_TASK REQUIREMENTS_:
In the material below, find each line holding the string "readers" and copy it.
** start INPUT ROWS **
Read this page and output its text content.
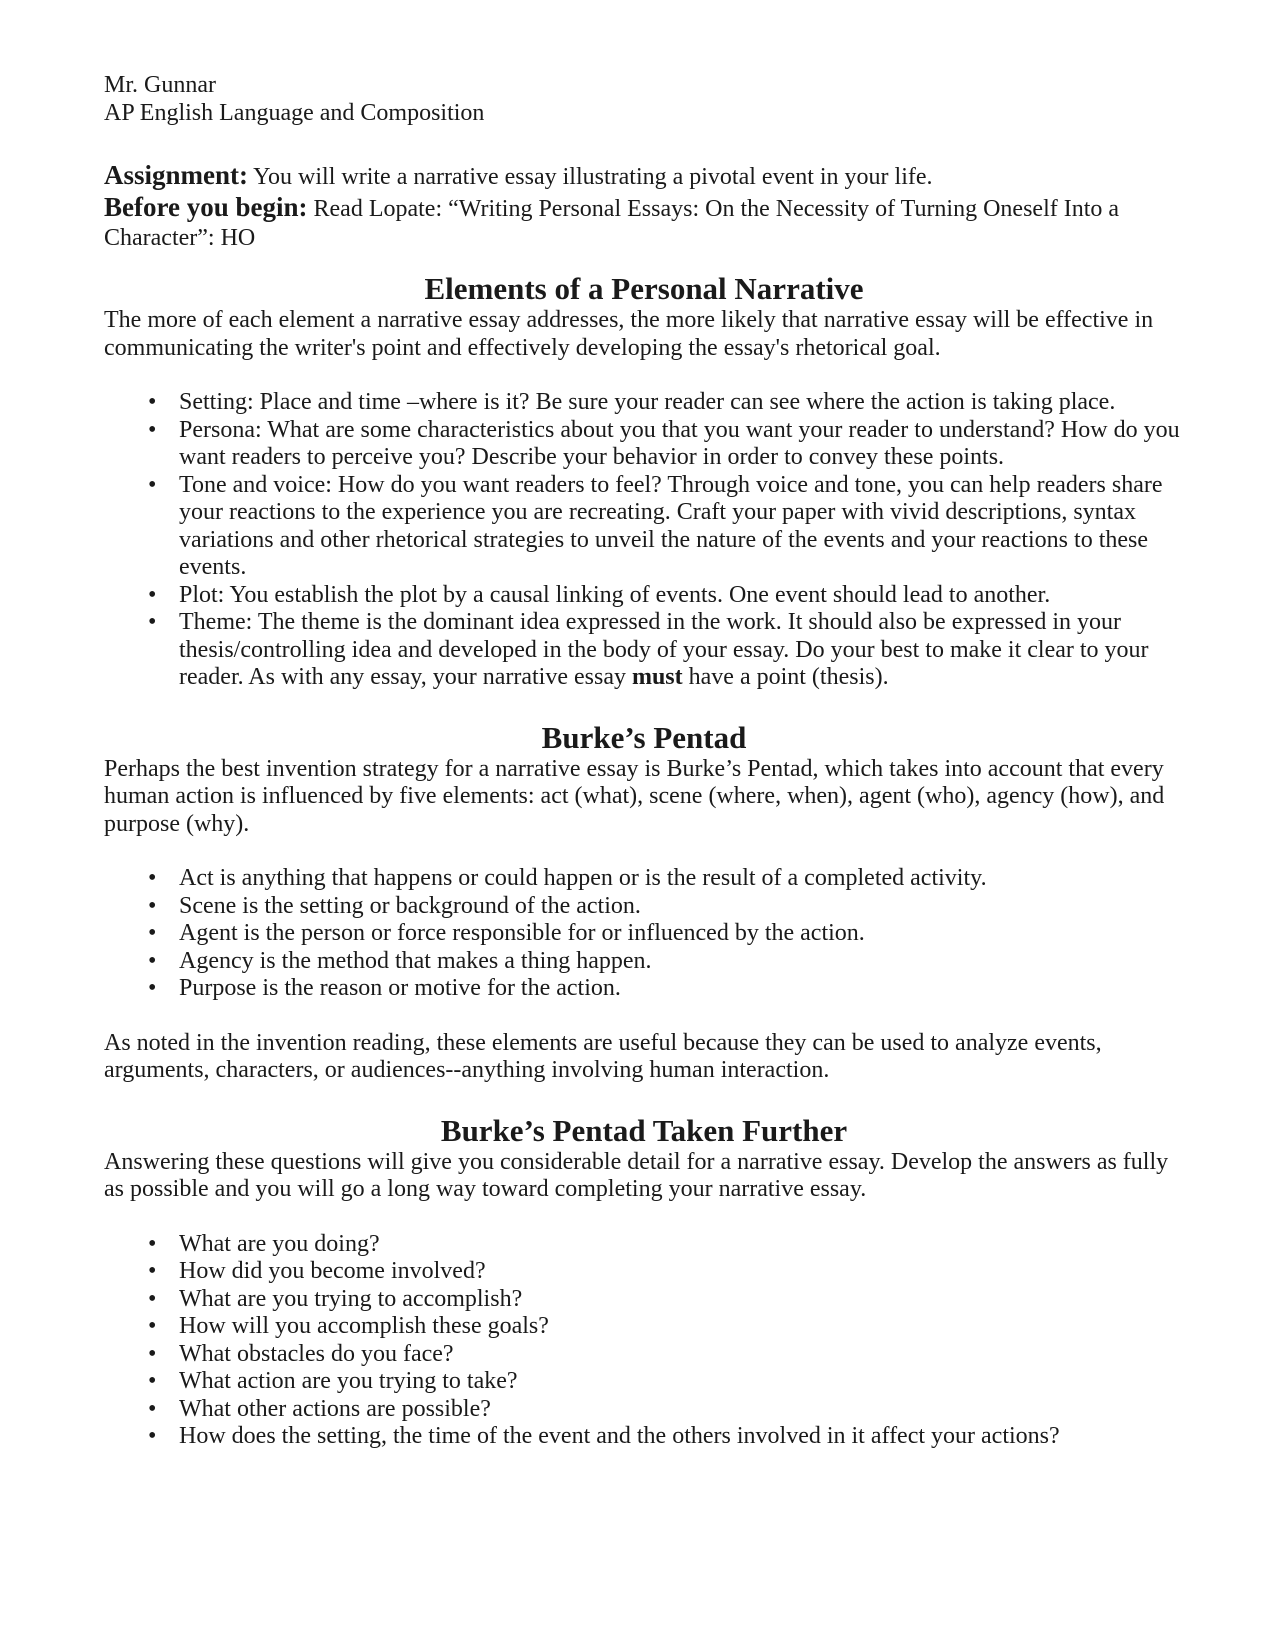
Mr. Gunnar

AP English Language and Composition

Assignment: You will write a narrative essay illustrating a pivotal event in your life.

Before you begin: Read Lopate: “Writing Personal Essays: On the Necessity of Turning Oneself Into a Character”: HO

Elements of a Personal Narrative

The more of each element a narrative essay addresses, the more likely that narrative essay will be effective in communicating the writer's point and effectively developing the essay's rhetorical goal.

• Setting: Place and time –where is it? Be sure your reader can see where the action is taking place.
• Persona: What are some characteristics about you that you want your reader to understand? How do you want readers to perceive you? Describe your behavior in order to convey these points.
• Tone and voice: How do you want readers to feel? Through voice and tone, you can help readers share your reactions to the experience you are recreating. Craft your paper with vivid descriptions, syntax variations and other rhetorical strategies to unveil the nature of the events and your reactions to these events.
• Plot: You establish the plot by a causal linking of events. One event should lead to another.
• Theme: The theme is the dominant idea expressed in the work. It should also be expressed in your thesis/controlling idea and developed in the body of your essay. Do your best to make it clear to your reader. As with any essay, your narrative essay must have a point (thesis).
Burke’s Pentad

Perhaps the best invention strategy for a narrative essay is Burke’s Pentad, which takes into account that every human action is influenced by five elements: act (what), scene (where, when), agent (who), agency (how), and purpose (why).

• Act is anything that happens or could happen or is the result of a completed activity.
• Scene is the setting or background of the action.
• Agent is the person or force responsible for or influenced by the action.
• Agency is the method that makes a thing happen.
• Purpose is the reason or motive for the action.

As noted in the invention reading, these elements are useful because they can be used to analyze events, arguments, characters, or audiences--anything involving human interaction.

Burke’s Pentad Taken Further

Answering these questions will give you considerable detail for a narrative essay. Develop the answers as fully as possible and you will go a long way toward completing your narrative essay.

• What are you doing?
• How did you become involved?
• What are you trying to accomplish?
• How will you accomplish these goals?
• What obstacles do you face?
• What action are you trying to take?
• What other actions are possible?
• How does the setting, the time of the event and the others involved in it affect your actions?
** end INPUT ROWS **
_THE OUTPUT_:
• Persona: What are some characteristics about you that you want your reader to understand? How do you want readers to perceive you? Describe your behavior in order to convey these points.
• Tone and voice: How do you want readers to feel? Through voice and tone, you can help readers share your reactions to the experience you are recreating. Craft your paper with vivid descriptions, syntax variations and other rhetorical strategies to unveil the nature of the events and your reactions to these events.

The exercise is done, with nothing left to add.